Start of INPUT MATERIAL

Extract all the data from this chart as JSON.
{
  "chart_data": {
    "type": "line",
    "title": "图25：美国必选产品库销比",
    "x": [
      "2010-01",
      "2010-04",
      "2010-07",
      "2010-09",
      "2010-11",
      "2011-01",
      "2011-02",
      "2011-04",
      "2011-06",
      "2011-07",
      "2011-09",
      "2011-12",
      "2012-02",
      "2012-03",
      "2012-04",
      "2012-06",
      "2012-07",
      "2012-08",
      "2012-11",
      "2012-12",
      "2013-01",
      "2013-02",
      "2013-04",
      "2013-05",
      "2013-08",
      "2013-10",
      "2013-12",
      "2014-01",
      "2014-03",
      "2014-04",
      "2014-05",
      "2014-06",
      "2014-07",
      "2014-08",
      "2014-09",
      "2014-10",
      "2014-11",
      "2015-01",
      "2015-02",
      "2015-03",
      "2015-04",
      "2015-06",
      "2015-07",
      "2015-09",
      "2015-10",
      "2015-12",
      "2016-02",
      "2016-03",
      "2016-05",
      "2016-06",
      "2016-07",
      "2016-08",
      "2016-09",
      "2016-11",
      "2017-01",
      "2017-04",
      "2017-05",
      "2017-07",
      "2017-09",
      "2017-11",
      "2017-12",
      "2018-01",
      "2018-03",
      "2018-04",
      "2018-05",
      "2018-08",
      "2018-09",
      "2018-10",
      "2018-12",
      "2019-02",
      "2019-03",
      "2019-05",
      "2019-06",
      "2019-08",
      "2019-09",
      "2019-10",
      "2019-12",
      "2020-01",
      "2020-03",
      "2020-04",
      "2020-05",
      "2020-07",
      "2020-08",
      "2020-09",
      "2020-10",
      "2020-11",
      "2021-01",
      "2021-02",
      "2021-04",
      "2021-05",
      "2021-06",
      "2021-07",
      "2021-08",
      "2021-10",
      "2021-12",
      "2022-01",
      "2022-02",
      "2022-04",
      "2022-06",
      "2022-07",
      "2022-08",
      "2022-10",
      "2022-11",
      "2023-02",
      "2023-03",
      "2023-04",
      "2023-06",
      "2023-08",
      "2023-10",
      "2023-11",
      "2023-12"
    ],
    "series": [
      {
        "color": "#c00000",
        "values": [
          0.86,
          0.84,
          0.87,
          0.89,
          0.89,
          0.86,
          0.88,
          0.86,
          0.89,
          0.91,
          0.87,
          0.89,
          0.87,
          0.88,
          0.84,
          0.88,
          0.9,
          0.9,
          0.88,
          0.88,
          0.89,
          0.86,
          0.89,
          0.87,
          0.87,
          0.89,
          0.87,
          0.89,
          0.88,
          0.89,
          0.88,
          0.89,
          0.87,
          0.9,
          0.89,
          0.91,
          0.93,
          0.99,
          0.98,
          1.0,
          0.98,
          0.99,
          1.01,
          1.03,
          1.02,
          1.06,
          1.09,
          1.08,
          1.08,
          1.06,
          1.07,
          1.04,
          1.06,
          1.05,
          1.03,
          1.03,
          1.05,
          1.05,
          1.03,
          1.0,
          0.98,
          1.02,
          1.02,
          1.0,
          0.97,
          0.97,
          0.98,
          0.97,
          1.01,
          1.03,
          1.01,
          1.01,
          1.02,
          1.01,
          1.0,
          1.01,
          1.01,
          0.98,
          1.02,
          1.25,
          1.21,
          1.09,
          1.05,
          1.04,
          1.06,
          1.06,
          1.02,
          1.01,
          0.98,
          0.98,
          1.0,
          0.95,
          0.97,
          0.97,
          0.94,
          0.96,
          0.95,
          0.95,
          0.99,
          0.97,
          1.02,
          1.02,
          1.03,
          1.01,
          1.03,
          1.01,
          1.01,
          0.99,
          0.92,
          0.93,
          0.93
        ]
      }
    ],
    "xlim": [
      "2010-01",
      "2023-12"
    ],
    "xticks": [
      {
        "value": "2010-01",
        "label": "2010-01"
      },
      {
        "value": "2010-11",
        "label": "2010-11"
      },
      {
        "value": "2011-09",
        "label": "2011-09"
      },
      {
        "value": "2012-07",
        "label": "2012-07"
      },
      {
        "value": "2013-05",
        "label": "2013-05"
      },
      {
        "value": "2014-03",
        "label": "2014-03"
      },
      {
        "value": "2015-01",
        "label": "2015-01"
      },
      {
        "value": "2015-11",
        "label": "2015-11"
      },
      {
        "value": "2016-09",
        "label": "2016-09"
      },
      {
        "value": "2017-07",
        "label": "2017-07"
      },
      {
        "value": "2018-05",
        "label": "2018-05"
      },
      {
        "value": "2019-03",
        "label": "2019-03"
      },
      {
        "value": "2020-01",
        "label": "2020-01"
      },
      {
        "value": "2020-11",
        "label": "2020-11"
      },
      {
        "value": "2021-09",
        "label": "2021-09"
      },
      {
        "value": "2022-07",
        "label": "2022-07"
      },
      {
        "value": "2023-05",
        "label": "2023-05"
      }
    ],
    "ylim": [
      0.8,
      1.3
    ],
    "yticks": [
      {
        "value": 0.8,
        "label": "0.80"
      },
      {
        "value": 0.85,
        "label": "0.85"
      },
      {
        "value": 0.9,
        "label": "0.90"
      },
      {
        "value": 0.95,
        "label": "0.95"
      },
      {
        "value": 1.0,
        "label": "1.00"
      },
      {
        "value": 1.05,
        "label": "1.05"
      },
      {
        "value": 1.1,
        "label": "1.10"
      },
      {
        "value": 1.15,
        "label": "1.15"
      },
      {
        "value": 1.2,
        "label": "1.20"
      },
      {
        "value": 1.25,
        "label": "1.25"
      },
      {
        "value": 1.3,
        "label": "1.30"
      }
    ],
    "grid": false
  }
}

End of INPUT MATERIAL

REQUIRED WORK:
Take the listing above and set it down exactly.

SOLUTION BELOW:
Extract all the data from this chart as JSON.
{
  "chart_data": {
    "type": "line",
    "title": "图25：美国必选产品库销比",
    "x": [
      "2010-01",
      "2010-04",
      "2010-07",
      "2010-09",
      "2010-11",
      "2011-01",
      "2011-02",
      "2011-04",
      "2011-06",
      "2011-07",
      "2011-09",
      "2011-12",
      "2012-02",
      "2012-03",
      "2012-04",
      "2012-06",
      "2012-07",
      "2012-08",
      "2012-11",
      "2012-12",
      "2013-01",
      "2013-02",
      "2013-04",
      "2013-05",
      "2013-08",
      "2013-10",
      "2013-12",
      "2014-01",
      "2014-03",
      "2014-04",
      "2014-05",
      "2014-06",
      "2014-07",
      "2014-08",
      "2014-09",
      "2014-10",
      "2014-11",
      "2015-01",
      "2015-02",
      "2015-03",
      "2015-04",
      "2015-06",
      "2015-07",
      "2015-09",
      "2015-10",
      "2015-12",
      "2016-02",
      "2016-03",
      "2016-05",
      "2016-06",
      "2016-07",
      "2016-08",
      "2016-09",
      "2016-11",
      "2017-01",
      "2017-04",
      "2017-05",
      "2017-07",
      "2017-09",
      "2017-11",
      "2017-12",
      "2018-01",
      "2018-03",
      "2018-04",
      "2018-05",
      "2018-08",
      "2018-09",
      "2018-10",
      "2018-12",
      "2019-02",
      "2019-03",
      "2019-05",
      "2019-06",
      "2019-08",
      "2019-09",
      "2019-10",
      "2019-12",
      "2020-01",
      "2020-03",
      "2020-04",
      "2020-05",
      "2020-07",
      "2020-08",
      "2020-09",
      "2020-10",
      "2020-11",
      "2021-01",
      "2021-02",
      "2021-04",
      "2021-05",
      "2021-06",
      "2021-07",
      "2021-08",
      "2021-10",
      "2021-12",
      "2022-01",
      "2022-02",
      "2022-04",
      "2022-06",
      "2022-07",
      "2022-08",
      "2022-10",
      "2022-11",
      "2023-02",
      "2023-03",
      "2023-04",
      "2023-06",
      "2023-08",
      "2023-10",
      "2023-11",
      "2023-12"
    ],
    "series": [
      {
        "color": "#c00000",
        "values": [
          0.86,
          0.84,
          0.87,
          0.89,
          0.89,
          0.86,
          0.88,
          0.86,
          0.89,
          0.91,
          0.87,
          0.89,
          0.87,
          0.88,
          0.84,
          0.88,
          0.9,
          0.9,
          0.88,
          0.88,
          0.89,
          0.86,
          0.89,
          0.87,
          0.87,
          0.89,
          0.87,
          0.89,
          0.88,
          0.89,
          0.88,
          0.89,
          0.87,
          0.9,
          0.89,
          0.91,
          0.93,
          0.99,
          0.98,
          1.0,
          0.98,
          0.99,
          1.01,
          1.03,
          1.02,
          1.06,
          1.09,
          1.08,
          1.08,
          1.06,
          1.07,
          1.04,
          1.06,
          1.05,
          1.03,
          1.03,
          1.05,
          1.05,
          1.03,
          1.0,
          0.98,
          1.02,
          1.02,
          1.0,
          0.97,
          0.97,
          0.98,
          0.97,
          1.01,
          1.03,
          1.01,
          1.01,
          1.02,
          1.01,
          1.0,
          1.01,
          1.01,
          0.98,
          1.02,
          1.25,
          1.21,
          1.09,
          1.05,
          1.04,
          1.06,
          1.06,
          1.02,
          1.01,
          0.98,
          0.98,
          1.0,
          0.95,
          0.97,
          0.97,
          0.94,
          0.96,
          0.95,
          0.95,
          0.99,
          0.97,
          1.02,
          1.02,
          1.03,
          1.01,
          1.03,
          1.01,
          1.01,
          0.99,
          0.92,
          0.93,
          0.93
        ]
      }
    ],
    "xlim": [
      "2010-01",
      "2023-12"
    ],
    "xticks": [
      {
        "value": "2010-01",
        "label": "2010-01"
      },
      {
        "value": "2010-11",
        "label": "2010-11"
      },
      {
        "value": "2011-09",
        "label": "2011-09"
      },
      {
        "value": "2012-07",
        "label": "2012-07"
      },
      {
        "value": "2013-05",
        "label": "2013-05"
      },
      {
        "value": "2014-03",
        "label": "2014-03"
      },
      {
        "value": "2015-01",
        "label": "2015-01"
      },
      {
        "value": "2015-11",
        "label": "2015-11"
      },
      {
        "value": "2016-09",
        "label": "2016-09"
      },
      {
        "value": "2017-07",
        "label": "2017-07"
      },
      {
        "value": "2018-05",
        "label": "2018-05"
      },
      {
        "value": "2019-03",
        "label": "2019-03"
      },
      {
        "value": "2020-01",
        "label": "2020-01"
      },
      {
        "value": "2020-11",
        "label": "2020-11"
      },
      {
        "value": "2021-09",
        "label": "2021-09"
      },
      {
        "value": "2022-07",
        "label": "2022-07"
      },
      {
        "value": "2023-05",
        "label": "2023-05"
      }
    ],
    "ylim": [
      0.8,
      1.3
    ],
    "yticks": [
      {
        "value": 0.8,
        "label": "0.80"
      },
      {
        "value": 0.85,
        "label": "0.85"
      },
      {
        "value": 0.9,
        "label": "0.90"
      },
      {
        "value": 0.95,
        "label": "0.95"
      },
      {
        "value": 1.0,
        "label": "1.00"
      },
      {
        "value": 1.05,
        "label": "1.05"
      },
      {
        "value": 1.1,
        "label": "1.10"
      },
      {
        "value": 1.15,
        "label": "1.15"
      },
      {
        "value": 1.2,
        "label": "1.20"
      },
      {
        "value": 1.25,
        "label": "1.25"
      },
      {
        "value": 1.3,
        "label": "1.30"
      }
    ],
    "grid": false
  }
}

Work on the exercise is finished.